**ROWS**
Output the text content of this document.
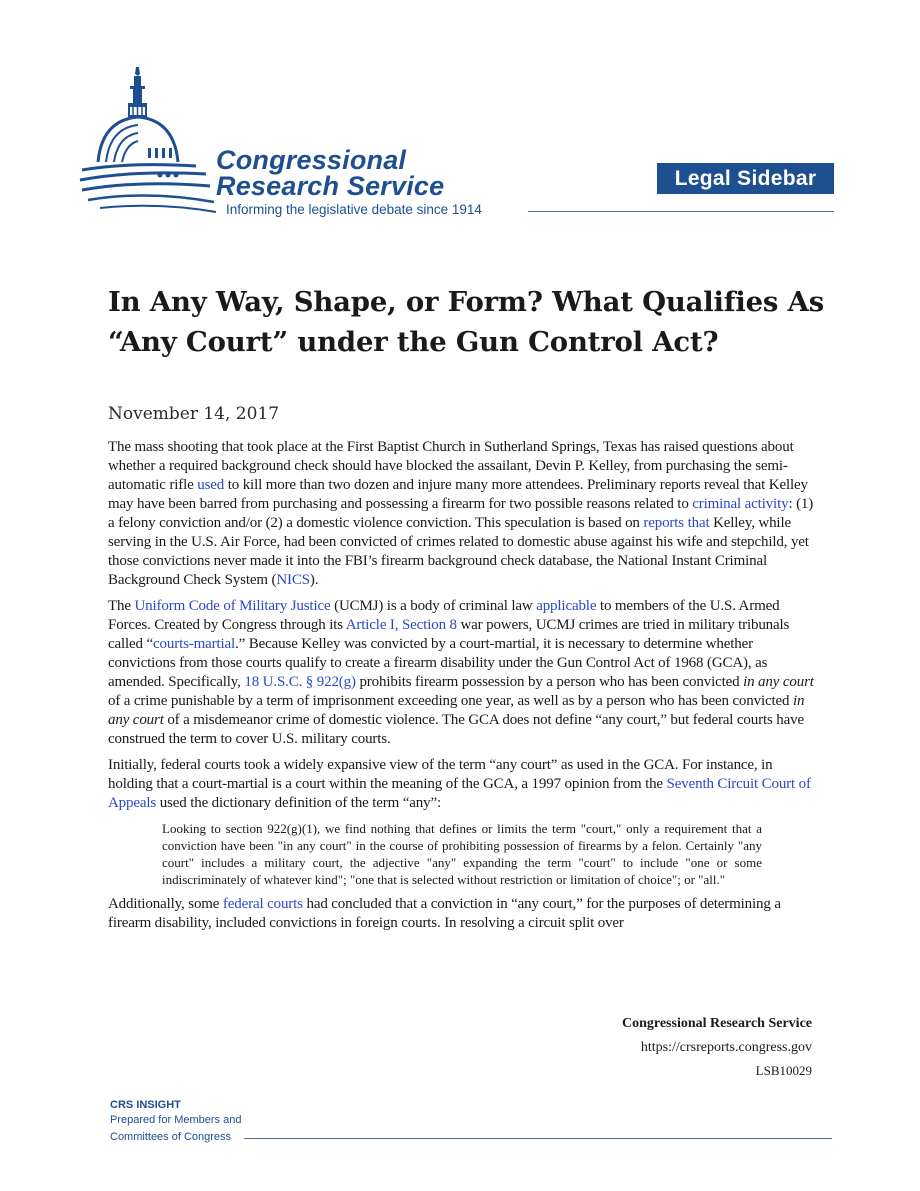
Congressional
Research Service
Informing the legislative debate since 1914
Legal Sidebar
In Any Way, Shape, or Form? What Qualifies As “Any Court” under the Gun Control Act?
November 14, 2017

The mass shooting that took place at the First Baptist Church in Sutherland Springs, Texas has raised questions about whether a required background check should have blocked the assailant, Devin P. Kelley, from purchasing the semi-automatic rifle used to kill more than two dozen and injure many more attendees. Preliminary reports reveal that Kelley may have been barred from purchasing and possessing a firearm for two possible reasons related to criminal activity: (1) a felony conviction and/or (2) a domestic violence conviction. This speculation is based on reports that Kelley, while serving in the U.S. Air Force, had been convicted of crimes related to domestic abuse against his wife and stepchild, yet those convictions never made it into the FBI’s firearm background check database, the National Instant Criminal Background Check System (NICS).

The Uniform Code of Military Justice (UCMJ) is a body of criminal law applicable to members of the U.S. Armed Forces. Created by Congress through its Article I, Section 8 war powers, UCMJ crimes are tried in military tribunals called “courts-martial.” Because Kelley was convicted by a court-martial, it is necessary to determine whether convictions from those courts qualify to create a firearm disability under the Gun Control Act of 1968 (GCA), as amended. Specifically, 18 U.S.C. § 922(g) prohibits firearm possession by a person who has been convicted in any court of a crime punishable by a term of imprisonment exceeding one year, as well as by a person who has been convicted in any court of a misdemeanor crime of domestic violence. The GCA does not define “any court,” but federal courts have construed the term to cover U.S. military courts.

Initially, federal courts took a widely expansive view of the term “any court” as used in the GCA. For instance, in holding that a court-martial is a court within the meaning of the GCA, a 1997 opinion from the Seventh Circuit Court of Appeals used the dictionary definition of the term “any”:

Looking to section 922(g)(1), we find nothing that defines or limits the term "court," only a requirement that a conviction have been "in any court" in the course of prohibiting possession of firearms by a felon. Certainly "any court" includes a military court, the adjective "any" expanding the term "court" to include "one or some indiscriminately of whatever kind"; "one that is selected without restriction or limitation of choice"; or "all."

Additionally, some federal courts had concluded that a conviction in “any court,” for the purposes of determining a firearm disability, included convictions in foreign courts. In resolving a circuit split over

Congressional Research Service
https://crsreports.congress.gov
LSB10029
CRS INSIGHT
Prepared for Members and
Committees of Congress
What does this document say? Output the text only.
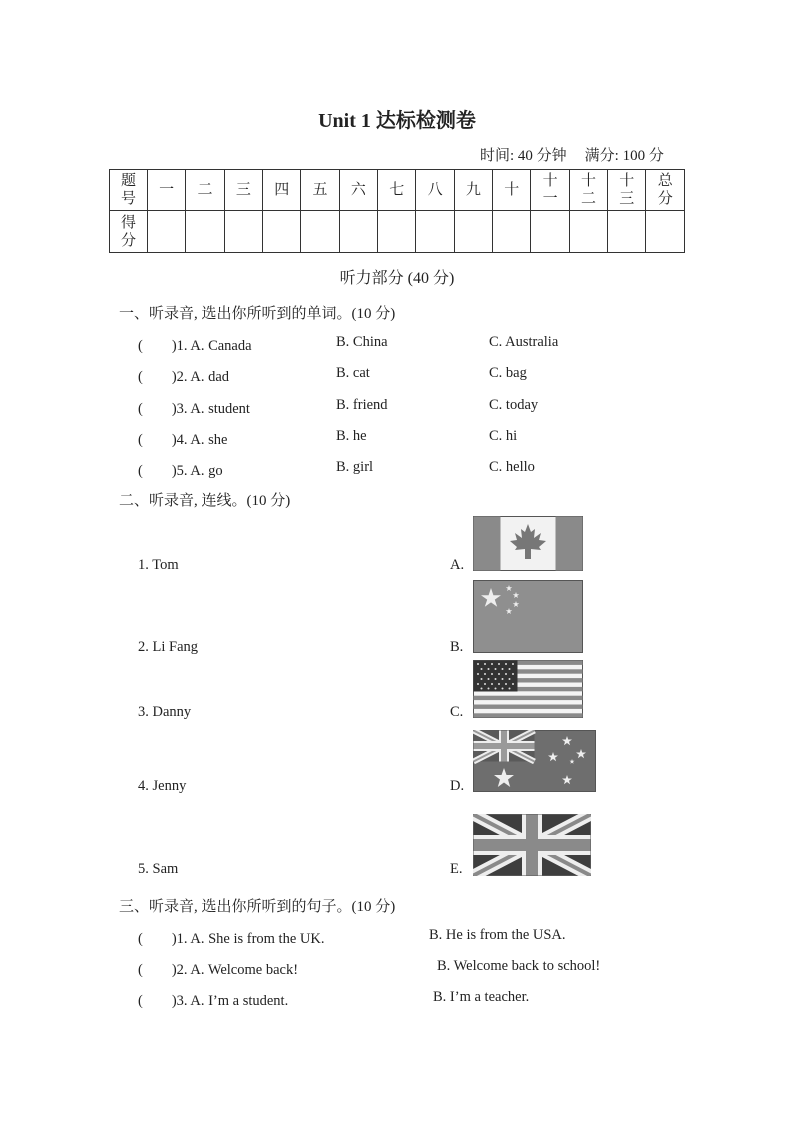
Unit 1 达标检测卷
时间: 40 分钟 满分: 100 分
题号	一	二	三	四	五	六	七	八	九	十	十一	十二	十三	总分
得分														
听力部分 (40 分)
一、听录音, 选出你所听到的单词。(10 分)
(　　)1. A. Canada	B. China	C. Australia
(　　)2. A. dad	B. cat	C. bag
(　　)3. A. student	B. friend	C. today
(　　)4. A. she	B. he	C. hi
(　　)5. A. go	B. girl	C. hello
二、听录音, 连线。(10 分)
1. Tom
2. Li Fang
3. Danny
4. Jenny
5. Sam
A.
B.
C.
D.
E.
三、听录音, 选出你所听到的句子。(10 分)
(　　)1. A. She is from the UK.	B. He is from the USA.
(　　)2. A. Welcome back!	B. Welcome back to school!
(　　)3. A. I’m a student.	B. I’m a teacher.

**EXERCISE**
Looking at the material above, count the lines containing the string "under" and reply with the count alone.

**WRITTEN RESPONSE**
2